### Requirement
Reproduce the lines from the one containing "Give bounding boxes" through the one containing "loft-closet-label: CLOSET (254, 352, 278, 358)", inclusive, substituting "washroom" for "lavatory" and leaving everything else unchanged.

### Records for the task

────────

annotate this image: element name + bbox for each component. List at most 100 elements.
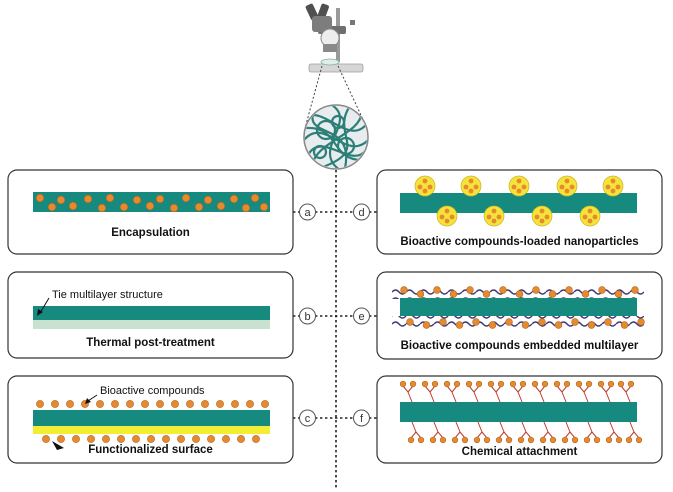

────────

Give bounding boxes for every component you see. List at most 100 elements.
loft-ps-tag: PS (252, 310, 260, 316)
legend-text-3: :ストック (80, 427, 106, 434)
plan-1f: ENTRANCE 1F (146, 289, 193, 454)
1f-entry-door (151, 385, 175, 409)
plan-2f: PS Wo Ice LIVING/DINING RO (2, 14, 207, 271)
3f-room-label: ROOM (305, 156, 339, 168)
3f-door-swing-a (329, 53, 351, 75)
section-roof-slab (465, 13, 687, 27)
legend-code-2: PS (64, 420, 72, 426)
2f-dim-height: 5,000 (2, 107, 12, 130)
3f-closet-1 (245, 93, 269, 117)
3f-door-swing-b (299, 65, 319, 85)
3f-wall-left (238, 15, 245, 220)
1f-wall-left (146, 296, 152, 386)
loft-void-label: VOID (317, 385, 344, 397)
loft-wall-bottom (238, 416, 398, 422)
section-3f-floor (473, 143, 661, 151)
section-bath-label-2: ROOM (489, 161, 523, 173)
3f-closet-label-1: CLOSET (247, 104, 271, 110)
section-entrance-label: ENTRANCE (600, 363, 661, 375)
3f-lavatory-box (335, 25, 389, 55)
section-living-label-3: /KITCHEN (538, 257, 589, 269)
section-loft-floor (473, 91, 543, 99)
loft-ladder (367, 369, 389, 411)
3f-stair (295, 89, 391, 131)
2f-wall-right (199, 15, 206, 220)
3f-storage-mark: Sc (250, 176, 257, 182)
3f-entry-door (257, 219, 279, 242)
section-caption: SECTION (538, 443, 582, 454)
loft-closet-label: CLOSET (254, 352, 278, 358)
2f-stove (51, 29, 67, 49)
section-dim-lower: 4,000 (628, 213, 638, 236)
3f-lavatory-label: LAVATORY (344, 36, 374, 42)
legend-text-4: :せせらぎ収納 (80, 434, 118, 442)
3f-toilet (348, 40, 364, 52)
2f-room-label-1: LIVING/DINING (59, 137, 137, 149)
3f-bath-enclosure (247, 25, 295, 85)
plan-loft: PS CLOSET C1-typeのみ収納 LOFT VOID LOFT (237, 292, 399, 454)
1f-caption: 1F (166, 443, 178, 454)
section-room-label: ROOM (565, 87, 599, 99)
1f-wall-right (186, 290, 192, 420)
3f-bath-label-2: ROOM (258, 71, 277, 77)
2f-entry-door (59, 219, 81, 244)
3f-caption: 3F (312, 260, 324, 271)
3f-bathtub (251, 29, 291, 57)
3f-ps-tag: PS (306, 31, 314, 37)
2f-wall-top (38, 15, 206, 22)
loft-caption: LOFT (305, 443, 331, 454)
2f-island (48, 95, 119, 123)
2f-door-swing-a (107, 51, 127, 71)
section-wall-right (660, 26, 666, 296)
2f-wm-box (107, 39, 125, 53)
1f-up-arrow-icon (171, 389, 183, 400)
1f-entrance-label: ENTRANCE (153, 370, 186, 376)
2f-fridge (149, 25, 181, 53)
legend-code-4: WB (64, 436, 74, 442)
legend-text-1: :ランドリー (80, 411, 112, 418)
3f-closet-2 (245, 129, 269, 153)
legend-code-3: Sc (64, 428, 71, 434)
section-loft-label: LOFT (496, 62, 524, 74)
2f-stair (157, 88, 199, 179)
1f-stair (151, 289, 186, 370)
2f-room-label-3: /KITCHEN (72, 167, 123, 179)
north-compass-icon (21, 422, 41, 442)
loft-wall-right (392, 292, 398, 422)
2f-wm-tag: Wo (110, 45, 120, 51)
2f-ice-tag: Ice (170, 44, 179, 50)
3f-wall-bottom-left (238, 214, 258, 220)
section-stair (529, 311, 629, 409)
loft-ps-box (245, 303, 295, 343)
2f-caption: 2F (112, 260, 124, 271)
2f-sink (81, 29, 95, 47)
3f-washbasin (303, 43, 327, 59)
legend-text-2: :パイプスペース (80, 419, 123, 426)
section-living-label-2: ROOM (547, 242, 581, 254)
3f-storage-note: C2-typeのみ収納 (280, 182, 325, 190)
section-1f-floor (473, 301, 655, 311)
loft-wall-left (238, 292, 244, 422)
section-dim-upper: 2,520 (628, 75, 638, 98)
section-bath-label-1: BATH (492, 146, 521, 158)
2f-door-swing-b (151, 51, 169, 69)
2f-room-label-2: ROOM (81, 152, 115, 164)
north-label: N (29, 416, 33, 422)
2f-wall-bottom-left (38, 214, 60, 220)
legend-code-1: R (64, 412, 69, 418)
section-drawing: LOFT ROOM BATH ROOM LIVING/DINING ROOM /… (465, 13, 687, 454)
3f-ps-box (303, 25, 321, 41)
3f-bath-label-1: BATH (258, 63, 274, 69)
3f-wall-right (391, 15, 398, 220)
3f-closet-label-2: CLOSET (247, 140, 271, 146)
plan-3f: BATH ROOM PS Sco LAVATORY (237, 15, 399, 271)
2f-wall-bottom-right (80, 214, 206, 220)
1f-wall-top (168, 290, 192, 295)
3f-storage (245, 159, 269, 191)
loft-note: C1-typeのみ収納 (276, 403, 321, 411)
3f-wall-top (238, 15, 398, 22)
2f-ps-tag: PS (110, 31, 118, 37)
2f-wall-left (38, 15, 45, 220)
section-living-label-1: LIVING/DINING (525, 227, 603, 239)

────────

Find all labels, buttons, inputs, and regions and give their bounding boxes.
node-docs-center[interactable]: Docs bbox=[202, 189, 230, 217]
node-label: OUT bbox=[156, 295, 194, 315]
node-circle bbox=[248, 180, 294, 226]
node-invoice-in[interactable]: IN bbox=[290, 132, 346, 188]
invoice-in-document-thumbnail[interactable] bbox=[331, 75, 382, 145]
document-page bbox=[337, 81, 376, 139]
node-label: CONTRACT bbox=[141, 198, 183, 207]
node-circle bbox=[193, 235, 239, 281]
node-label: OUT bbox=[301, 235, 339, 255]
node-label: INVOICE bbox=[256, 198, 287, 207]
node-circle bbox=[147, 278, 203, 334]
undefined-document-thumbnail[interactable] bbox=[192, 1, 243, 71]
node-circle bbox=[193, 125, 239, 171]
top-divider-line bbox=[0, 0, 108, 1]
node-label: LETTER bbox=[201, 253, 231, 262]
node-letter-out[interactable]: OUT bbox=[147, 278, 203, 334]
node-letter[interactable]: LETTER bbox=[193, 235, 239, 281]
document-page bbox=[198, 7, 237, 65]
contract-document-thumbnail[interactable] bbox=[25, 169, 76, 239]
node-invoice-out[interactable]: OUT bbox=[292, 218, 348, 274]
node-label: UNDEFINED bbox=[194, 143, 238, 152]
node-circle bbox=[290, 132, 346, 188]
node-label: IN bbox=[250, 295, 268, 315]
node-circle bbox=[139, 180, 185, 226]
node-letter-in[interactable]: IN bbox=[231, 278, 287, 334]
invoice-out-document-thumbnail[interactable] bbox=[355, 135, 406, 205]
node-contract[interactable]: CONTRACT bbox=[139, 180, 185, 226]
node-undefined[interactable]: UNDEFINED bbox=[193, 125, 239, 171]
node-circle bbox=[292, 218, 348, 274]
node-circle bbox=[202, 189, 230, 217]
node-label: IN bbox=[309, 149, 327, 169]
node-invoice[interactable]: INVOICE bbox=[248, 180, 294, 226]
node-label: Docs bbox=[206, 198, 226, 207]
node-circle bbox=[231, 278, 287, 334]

────────

### Result for this task
Give bounding boxes for every component you see. List at most 100 elements.
loft-ps-tag: PS (252, 310, 260, 316)
legend-text-3: :ストック (80, 427, 106, 434)
plan-1f: ENTRANCE 1F (146, 289, 193, 454)
1f-entry-door (151, 385, 175, 409)
plan-2f: PS Wo Ice LIVING/DINING RO (2, 14, 207, 271)
3f-room-label: ROOM (305, 156, 339, 168)
3f-door-swing-a (329, 53, 351, 75)
section-roof-slab (465, 13, 687, 27)
legend-code-2: PS (64, 420, 72, 426)
2f-dim-height: 5,000 (2, 107, 12, 130)
3f-closet-1 (245, 93, 269, 117)
3f-door-swing-b (299, 65, 319, 85)
3f-wall-left (238, 15, 245, 220)
1f-wall-left (146, 296, 152, 386)
loft-void-label: VOID (317, 385, 344, 397)
loft-wall-bottom (238, 416, 398, 422)
section-3f-floor (473, 143, 661, 151)
section-bath-label-2: ROOM (489, 161, 523, 173)
3f-closet-label-1: CLOSET (247, 104, 271, 110)
section-entrance-label: ENTRANCE (600, 363, 661, 375)
3f-washroom-box (335, 25, 389, 55)
section-living-label-3: /KITCHEN (538, 257, 589, 269)
section-loft-floor (473, 91, 543, 99)
loft-ladder (367, 369, 389, 411)
3f-stair (295, 89, 391, 131)
2f-wall-right (199, 15, 206, 220)
3f-storage-mark: Sc (250, 176, 257, 182)
3f-entry-door (257, 219, 279, 242)
section-caption: SECTION (538, 443, 582, 454)
loft-closet-label: CLOSET (254, 352, 278, 358)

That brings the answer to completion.